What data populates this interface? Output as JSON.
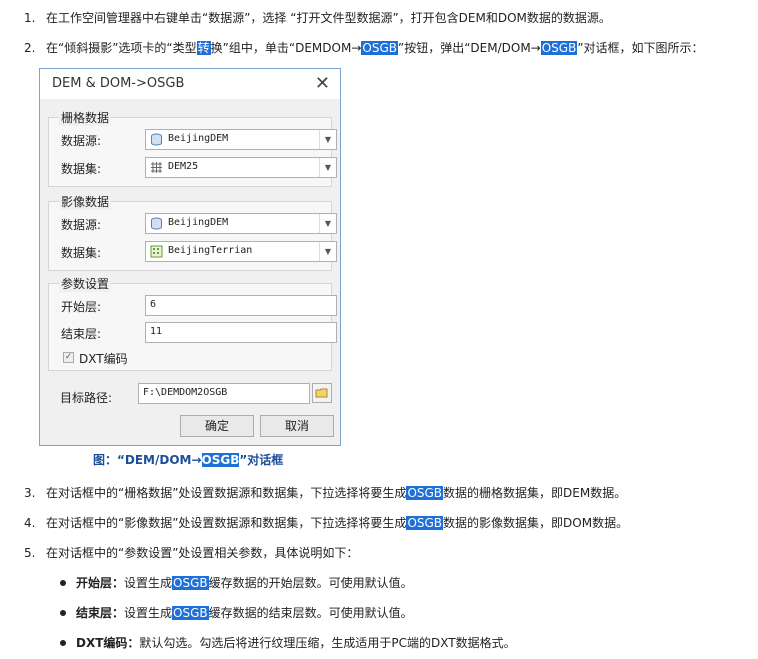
{
  "steps": [
    {
      "num": "1.",
      "text": "在工作空间管理器中右键单击“数据源”，选择 “打开文件型数据源”，打开包含DEM和DOM数据的数据源。"
    },
    {
      "num": "2.",
      "pre": "在“倾斜摄影”选项卡的“类型",
      "hl1": "转",
      "mid": "换”组中，单击“DEMDOM→",
      "hl2": "OSGB",
      "mid2": "”按钮，弹出“DEM/DOM→",
      "hl3": "OSGB",
      "post": "”对话框，如下图所示："
    },
    {
      "num": "3.",
      "pre": "在对话框中的“栅格数据”处设置数据源和数据集，下拉选择将要生成",
      "hl": "OSGB",
      "post": "数据的栅格数据集，即DEM数据。"
    },
    {
      "num": "4.",
      "pre": "在对话框中的“影像数据”处设置数据源和数据集，下拉选择将要生成",
      "hl": "OSGB",
      "post": "数据的影像数据集，即DOM数据。"
    },
    {
      "num": "5.",
      "text": "在对话框中的“参数设置”处设置相关参数，具体说明如下："
    }
  ],
  "dialog": {
    "title": "DEM & DOM->OSGB",
    "close": "✕",
    "raster_group": "栅格数据",
    "image_group": "影像数据",
    "params_group": "参数设置",
    "datasource_label": "数据源:",
    "dataset_label": "数据集:",
    "raster_datasource": "BeijingDEM",
    "raster_dataset": "DEM25",
    "image_datasource": "BeijingDEM",
    "image_dataset": "BeijingTerrian",
    "start_label": "开始层:",
    "start_value": "6",
    "end_label": "结束层:",
    "end_value": "11",
    "dxt_label": "DXT编码",
    "target_label": "目标路径:",
    "target_value": "F:\\DEMDOM2OSGB",
    "ok": "确定",
    "cancel": "取消"
  },
  "caption": {
    "pre": "图：“DEM/DOM→",
    "hl": "OSGB",
    "post": "”对话框"
  },
  "bullets": [
    {
      "term": "开始层：",
      "pre": "设置生成",
      "hl": "OSGB",
      "post": "缓存数据的开始层数。可使用默认值。"
    },
    {
      "term": "结束层：",
      "pre": "设置生成",
      "hl": "OSGB",
      "post": "缓存数据的结束层数。可使用默认值。"
    },
    {
      "term": "DXT编码：",
      "pre": "",
      "hl": "",
      "post": "默认勾选。勾选后将进行纹理压缩，生成适用于PC端的DXT数据格式。"
    }
  ]
}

> _Work instructions_:
Give all the entries again exactly, dropping each picture.

> _Task answer_:
What data populates this interface? Output as JSON.
{
  "steps": [
    {
      "num": "1.",
      "text": "在工作空间管理器中右键单击“数据源”，选择 “打开文件型数据源”，打开包含DEM和DOM数据的数据源。"
    },
    {
      "num": "2.",
      "pre": "在“倾斜摄影”选项卡的“类型",
      "hl1": "转",
      "mid": "换”组中，单击“DEMDOM→",
      "hl2": "OSGB",
      "mid2": "”按钮，弹出“DEM/DOM→",
      "hl3": "OSGB",
      "post": "”对话框，如下图所示："
    },
    {
      "num": "3.",
      "pre": "在对话框中的“栅格数据”处设置数据源和数据集，下拉选择将要生成",
      "hl": "OSGB",
      "post": "数据的栅格数据集，即DEM数据。"
    },
    {
      "num": "4.",
      "pre": "在对话框中的“影像数据”处设置数据源和数据集，下拉选择将要生成",
      "hl": "OSGB",
      "post": "数据的影像数据集，即DOM数据。"
    },
    {
      "num": "5.",
      "text": "在对话框中的“参数设置”处设置相关参数，具体说明如下："
    }
  ],
  "dialog": {
    "title": "DEM & DOM->OSGB",
    "close": "✕",
    "raster_group": "栅格数据",
    "image_group": "影像数据",
    "params_group": "参数设置",
    "datasource_label": "数据源:",
    "dataset_label": "数据集:",
    "raster_datasource": "BeijingDEM",
    "raster_dataset": "DEM25",
    "image_datasource": "BeijingDEM",
    "image_dataset": "BeijingTerrian",
    "start_label": "开始层:",
    "start_value": "6",
    "end_label": "结束层:",
    "end_value": "11",
    "dxt_label": "DXT编码",
    "target_label": "目标路径:",
    "target_value": "F:\\DEMDOM2OSGB",
    "ok": "确定",
    "cancel": "取消"
  },
  "caption": {
    "pre": "图：“DEM/DOM→",
    "hl": "OSGB",
    "post": "”对话框"
  },
  "bullets": [
    {
      "term": "开始层：",
      "pre": "设置生成",
      "hl": "OSGB",
      "post": "缓存数据的开始层数。可使用默认值。"
    },
    {
      "term": "结束层：",
      "pre": "设置生成",
      "hl": "OSGB",
      "post": "缓存数据的结束层数。可使用默认值。"
    },
    {
      "term": "DXT编码：",
      "pre": "",
      "hl": "",
      "post": "默认勾选。勾选后将进行纹理压缩，生成适用于PC端的DXT数据格式。"
    }
  ]
}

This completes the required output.